## Data supplied
________________________

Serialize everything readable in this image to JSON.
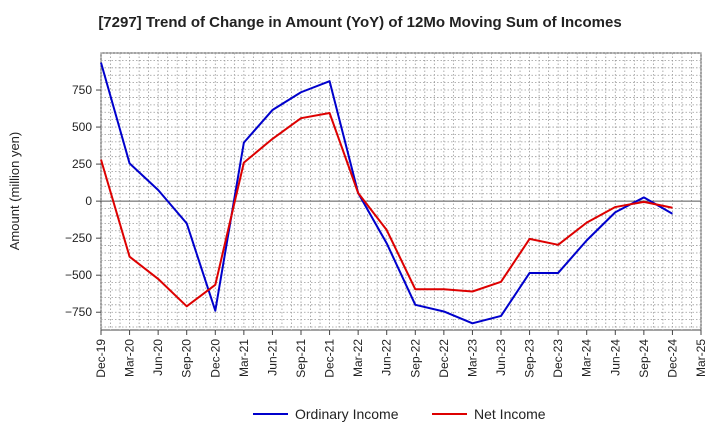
{
  "chart_data": {
    "type": "line",
    "title": "[7297]  Trend of Change in Amount (YoY) of 12Mo Moving Sum of Incomes",
    "xlabel": "",
    "ylabel": "Amount (million yen)",
    "categories": [
      "Dec-19",
      "Mar-20",
      "Jun-20",
      "Sep-20",
      "Dec-20",
      "Mar-21",
      "Jun-21",
      "Sep-21",
      "Dec-21",
      "Mar-22",
      "Jun-22",
      "Sep-22",
      "Dec-22",
      "Mar-23",
      "Jun-23",
      "Sep-23",
      "Dec-23",
      "Mar-24",
      "Jun-24",
      "Sep-24",
      "Dec-24",
      "Mar-25"
    ],
    "ylim": [
      -870,
      1000
    ],
    "yticks": [
      -750,
      -500,
      -250,
      0,
      250,
      500,
      750
    ],
    "ytick_labels": [
      "−750",
      "−500",
      "−250",
      "0",
      "250",
      "500",
      "750"
    ],
    "grid": true,
    "legend_position": "bottom-center",
    "series": [
      {
        "name": "Ordinary Income",
        "color": "#0000cc",
        "values": [
          935,
          255,
          75,
          -150,
          -740,
          395,
          615,
          735,
          810,
          55,
          -285,
          -700,
          -745,
          -825,
          -775,
          -485,
          -485,
          -265,
          -75,
          25,
          -85,
          null
        ]
      },
      {
        "name": "Net Income",
        "color": "#dd0000",
        "values": [
          280,
          -375,
          -525,
          -710,
          -565,
          260,
          420,
          560,
          595,
          55,
          -195,
          -595,
          -595,
          -610,
          -545,
          -255,
          -295,
          -145,
          -40,
          -5,
          -45,
          null
        ]
      }
    ]
  }
}
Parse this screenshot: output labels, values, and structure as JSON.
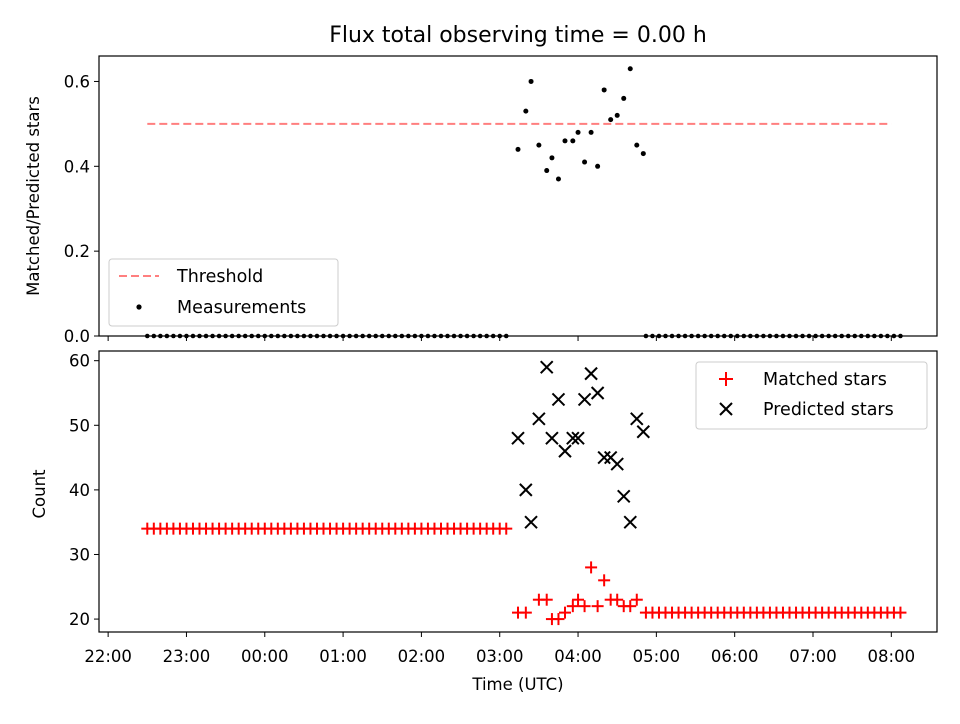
{
  "chart_data": [
    {
      "type": "scatter",
      "title": "Flux total observing time = 0.00 h",
      "ylabel": "Matched/Predicted stars",
      "xlabel": "",
      "ylim": [
        0,
        0.66
      ],
      "yticks": [
        0.0,
        0.2,
        0.4,
        0.6
      ],
      "ytick_labels": [
        "0.0",
        "0.2",
        "0.4",
        "0.6"
      ],
      "legend_position": "lower-left",
      "series": [
        {
          "name": "Threshold",
          "kind": "dashed-line",
          "color": "#ff7f7f",
          "x": [
            "22:30",
            "08:00"
          ],
          "y": [
            0.5,
            0.5
          ]
        },
        {
          "name": "Measurements",
          "kind": "dots",
          "color": "#000000",
          "zero_runs": [
            {
              "start": "22:30",
              "end": "03:06",
              "step_min": 5,
              "y": 0
            },
            {
              "start": "04:52",
              "end": "08:08",
              "step_min": 5,
              "y": 0
            }
          ],
          "points": [
            [
              "03:14",
              0.44
            ],
            [
              "03:20",
              0.53
            ],
            [
              "03:24",
              0.6
            ],
            [
              "03:30",
              0.45
            ],
            [
              "03:36",
              0.39
            ],
            [
              "03:40",
              0.42
            ],
            [
              "03:45",
              0.37
            ],
            [
              "03:50",
              0.46
            ],
            [
              "03:56",
              0.46
            ],
            [
              "04:00",
              0.48
            ],
            [
              "04:05",
              0.41
            ],
            [
              "04:10",
              0.48
            ],
            [
              "04:15",
              0.4
            ],
            [
              "04:20",
              0.58
            ],
            [
              "04:25",
              0.51
            ],
            [
              "04:30",
              0.52
            ],
            [
              "04:35",
              0.56
            ],
            [
              "04:40",
              0.63
            ],
            [
              "04:45",
              0.45
            ],
            [
              "04:50",
              0.43
            ]
          ]
        }
      ]
    },
    {
      "type": "scatter",
      "title": "",
      "ylabel": "Count",
      "xlabel": "Time (UTC)",
      "ylim": [
        18,
        61.5
      ],
      "yticks": [
        20,
        30,
        40,
        50,
        60
      ],
      "ytick_labels": [
        "20",
        "30",
        "40",
        "50",
        "60"
      ],
      "xticks": [
        "22:00",
        "23:00",
        "00:00",
        "01:00",
        "02:00",
        "03:00",
        "04:00",
        "05:00",
        "06:00",
        "07:00",
        "08:00"
      ],
      "xlim": [
        "21:53",
        "08:35"
      ],
      "legend_position": "upper-right",
      "series": [
        {
          "name": "Matched stars",
          "marker": "+",
          "color": "#ff0000",
          "runs": [
            {
              "start": "22:30",
              "end": "03:06",
              "step_min": 5,
              "y": 34
            },
            {
              "start": "04:52",
              "end": "08:08",
              "step_min": 5,
              "y": 21
            }
          ],
          "points": [
            [
              "03:14",
              21
            ],
            [
              "03:20",
              21
            ],
            [
              "03:30",
              23
            ],
            [
              "03:36",
              23
            ],
            [
              "03:40",
              20
            ],
            [
              "03:45",
              20
            ],
            [
              "03:50",
              21
            ],
            [
              "03:56",
              22
            ],
            [
              "04:00",
              23
            ],
            [
              "04:05",
              22
            ],
            [
              "04:10",
              28
            ],
            [
              "04:15",
              22
            ],
            [
              "04:20",
              26
            ],
            [
              "04:25",
              23
            ],
            [
              "04:30",
              23
            ],
            [
              "04:35",
              22
            ],
            [
              "04:40",
              22
            ],
            [
              "04:45",
              23
            ]
          ]
        },
        {
          "name": "Predicted stars",
          "marker": "x",
          "color": "#000000",
          "points": [
            [
              "03:14",
              48
            ],
            [
              "03:20",
              40
            ],
            [
              "03:24",
              35
            ],
            [
              "03:30",
              51
            ],
            [
              "03:36",
              59
            ],
            [
              "03:40",
              48
            ],
            [
              "03:45",
              54
            ],
            [
              "03:50",
              46
            ],
            [
              "03:56",
              48
            ],
            [
              "04:00",
              48
            ],
            [
              "04:05",
              54
            ],
            [
              "04:10",
              58
            ],
            [
              "04:15",
              55
            ],
            [
              "04:20",
              45
            ],
            [
              "04:25",
              45
            ],
            [
              "04:30",
              44
            ],
            [
              "04:35",
              39
            ],
            [
              "04:40",
              35
            ],
            [
              "04:45",
              51
            ],
            [
              "04:50",
              49
            ]
          ]
        }
      ]
    }
  ]
}
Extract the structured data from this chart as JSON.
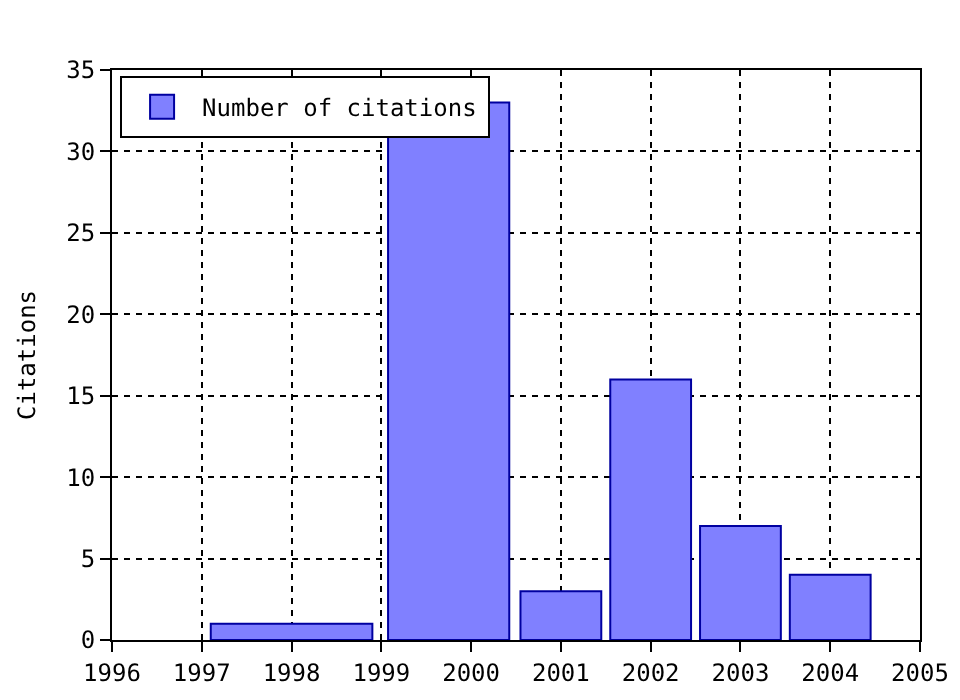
{
  "chart_data": {
    "type": "histogram",
    "ylabel": "Citations",
    "bins": [
      1997,
      1999,
      2000.5,
      2001.5,
      2002.5,
      2003.5,
      2004.5
    ],
    "series": [
      {
        "name": "Number of citations",
        "color": "#8080ff",
        "values": [
          1,
          33,
          3,
          16,
          7,
          4
        ]
      }
    ],
    "xlim": [
      1996,
      2005
    ],
    "xticks": [
      1996,
      1997,
      1998,
      1999,
      2000,
      2001,
      2002,
      2003,
      2004,
      2005
    ],
    "ylim": [
      0,
      35
    ],
    "yticks": [
      0,
      5,
      10,
      15,
      20,
      25,
      30,
      35
    ],
    "grid": true,
    "line_style": "dotted",
    "legend": "top left"
  }
}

________________________

## What you are asked to do
Print the whole listing above once more, word for word, without its pictures.

## The solution
Serialize everything readable in this image to JSON.
{
  "chart_data": {
    "type": "line",
    "title": "[7297]  Trend of Change in Amount (YoY) of 12Mo Moving Sum of Incomes",
    "xlabel": "",
    "ylabel": "Amount (million yen)",
    "categories": [
      "Dec-19",
      "Mar-20",
      "Jun-20",
      "Sep-20",
      "Dec-20",
      "Mar-21",
      "Jun-21",
      "Sep-21",
      "Dec-21",
      "Mar-22",
      "Jun-22",
      "Sep-22",
      "Dec-22",
      "Mar-23",
      "Jun-23",
      "Sep-23",
      "Dec-23",
      "Mar-24",
      "Jun-24",
      "Sep-24",
      "Dec-24",
      "Mar-25"
    ],
    "ylim": [
      -870,
      1000
    ],
    "yticks": [
      -750,
      -500,
      -250,
      0,
      250,
      500,
      750
    ],
    "ytick_labels": [
      "−750",
      "−500",
      "−250",
      "0",
      "250",
      "500",
      "750"
    ],
    "grid": true,
    "legend_position": "bottom-center",
    "series": [
      {
        "name": "Ordinary Income",
        "color": "#0000cc",
        "values": [
          935,
          255,
          75,
          -150,
          -740,
          395,
          615,
          735,
          810,
          55,
          -285,
          -700,
          -745,
          -825,
          -775,
          -485,
          -485,
          -265,
          -75,
          25,
          -85,
          null
        ]
      },
      {
        "name": "Net Income",
        "color": "#dd0000",
        "values": [
          280,
          -375,
          -525,
          -710,
          -565,
          260,
          420,
          560,
          595,
          55,
          -195,
          -595,
          -595,
          -610,
          -545,
          -255,
          -295,
          -145,
          -40,
          -5,
          -45,
          null
        ]
      }
    ]
  }
}
Parse this screenshot: output labels, values, and structure as JSON.
{
  "chart_data": [
    {
      "type": "scatter",
      "title": "Flux total observing time = 0.00 h",
      "ylabel": "Matched/Predicted stars",
      "xlabel": "",
      "ylim": [
        0,
        0.66
      ],
      "yticks": [
        0.0,
        0.2,
        0.4,
        0.6
      ],
      "ytick_labels": [
        "0.0",
        "0.2",
        "0.4",
        "0.6"
      ],
      "legend_position": "lower-left",
      "series": [
        {
          "name": "Threshold",
          "kind": "dashed-line",
          "color": "#ff7f7f",
          "x": [
            "22:30",
            "08:00"
          ],
          "y": [
            0.5,
            0.5
          ]
        },
        {
          "name": "Measurements",
          "kind": "dots",
          "color": "#000000",
          "zero_runs": [
            {
              "start": "22:30",
              "end": "03:06",
              "step_min": 5,
              "y": 0
            },
            {
              "start": "04:52",
              "end": "08:08",
              "step_min": 5,
              "y": 0
            }
          ],
          "points": [
            [
              "03:14",
              0.44
            ],
            [
              "03:20",
              0.53
            ],
            [
              "03:24",
              0.6
            ],
            [
              "03:30",
              0.45
            ],
            [
              "03:36",
              0.39
            ],
            [
              "03:40",
              0.42
            ],
            [
              "03:45",
              0.37
            ],
            [
              "03:50",
              0.46
            ],
            [
              "03:56",
              0.46
            ],
            [
              "04:00",
              0.48
            ],
            [
              "04:05",
              0.41
            ],
            [
              "04:10",
              0.48
            ],
            [
              "04:15",
              0.4
            ],
            [
              "04:20",
              0.58
            ],
            [
              "04:25",
              0.51
            ],
            [
              "04:30",
              0.52
            ],
            [
              "04:35",
              0.56
            ],
            [
              "04:40",
              0.63
            ],
            [
              "04:45",
              0.45
            ],
            [
              "04:50",
              0.43
            ]
          ]
        }
      ]
    },
    {
      "type": "scatter",
      "title": "",
      "ylabel": "Count",
      "xlabel": "Time (UTC)",
      "ylim": [
        18,
        61.5
      ],
      "yticks": [
        20,
        30,
        40,
        50,
        60
      ],
      "ytick_labels": [
        "20",
        "30",
        "40",
        "50",
        "60"
      ],
      "xticks": [
        "22:00",
        "23:00",
        "00:00",
        "01:00",
        "02:00",
        "03:00",
        "04:00",
        "05:00",
        "06:00",
        "07:00",
        "08:00"
      ],
      "xlim": [
        "21:53",
        "08:35"
      ],
      "legend_position": "upper-right",
      "series": [
        {
          "name": "Matched stars",
          "marker": "+",
          "color": "#ff0000",
          "runs": [
            {
              "start": "22:30",
              "end": "03:06",
              "step_min": 5,
              "y": 34
            },
            {
              "start": "04:52",
              "end": "08:08",
              "step_min": 5,
              "y": 21
            }
          ],
          "points": [
            [
              "03:14",
              21
            ],
            [
              "03:20",
              21
            ],
            [
              "03:30",
              23
            ],
            [
              "03:36",
              23
            ],
            [
              "03:40",
              20
            ],
            [
              "03:45",
              20
            ],
            [
              "03:50",
              21
            ],
            [
              "03:56",
              22
            ],
            [
              "04:00",
              23
            ],
            [
              "04:05",
              22
            ],
            [
              "04:10",
              28
            ],
            [
              "04:15",
              22
            ],
            [
              "04:20",
              26
            ],
            [
              "04:25",
              23
            ],
            [
              "04:30",
              23
            ],
            [
              "04:35",
              22
            ],
            [
              "04:40",
              22
            ],
            [
              "04:45",
              23
            ]
          ]
        },
        {
          "name": "Predicted stars",
          "marker": "x",
          "color": "#000000",
          "points": [
            [
              "03:14",
              48
            ],
            [
              "03:20",
              40
            ],
            [
              "03:24",
              35
            ],
            [
              "03:30",
              51
            ],
            [
              "03:36",
              59
            ],
            [
              "03:40",
              48
            ],
            [
              "03:45",
              54
            ],
            [
              "03:50",
              46
            ],
            [
              "03:56",
              48
            ],
            [
              "04:00",
              48
            ],
            [
              "04:05",
              54
            ],
            [
              "04:10",
              58
            ],
            [
              "04:15",
              55
            ],
            [
              "04:20",
              45
            ],
            [
              "04:25",
              45
            ],
            [
              "04:30",
              44
            ],
            [
              "04:35",
              39
            ],
            [
              "04:40",
              35
            ],
            [
              "04:45",
              51
            ],
            [
              "04:50",
              49
            ]
          ]
        }
      ]
    }
  ]
}
Extract the structured data from this chart as JSON.
{
  "chart_data": {
    "type": "histogram",
    "ylabel": "Citations",
    "bins": [
      1997,
      1999,
      2000.5,
      2001.5,
      2002.5,
      2003.5,
      2004.5
    ],
    "series": [
      {
        "name": "Number of citations",
        "color": "#8080ff",
        "values": [
          1,
          33,
          3,
          16,
          7,
          4
        ]
      }
    ],
    "xlim": [
      1996,
      2005
    ],
    "xticks": [
      1996,
      1997,
      1998,
      1999,
      2000,
      2001,
      2002,
      2003,
      2004,
      2005
    ],
    "ylim": [
      0,
      35
    ],
    "yticks": [
      0,
      5,
      10,
      15,
      20,
      25,
      30,
      35
    ],
    "grid": true,
    "line_style": "dotted",
    "legend": "top left"
  }
}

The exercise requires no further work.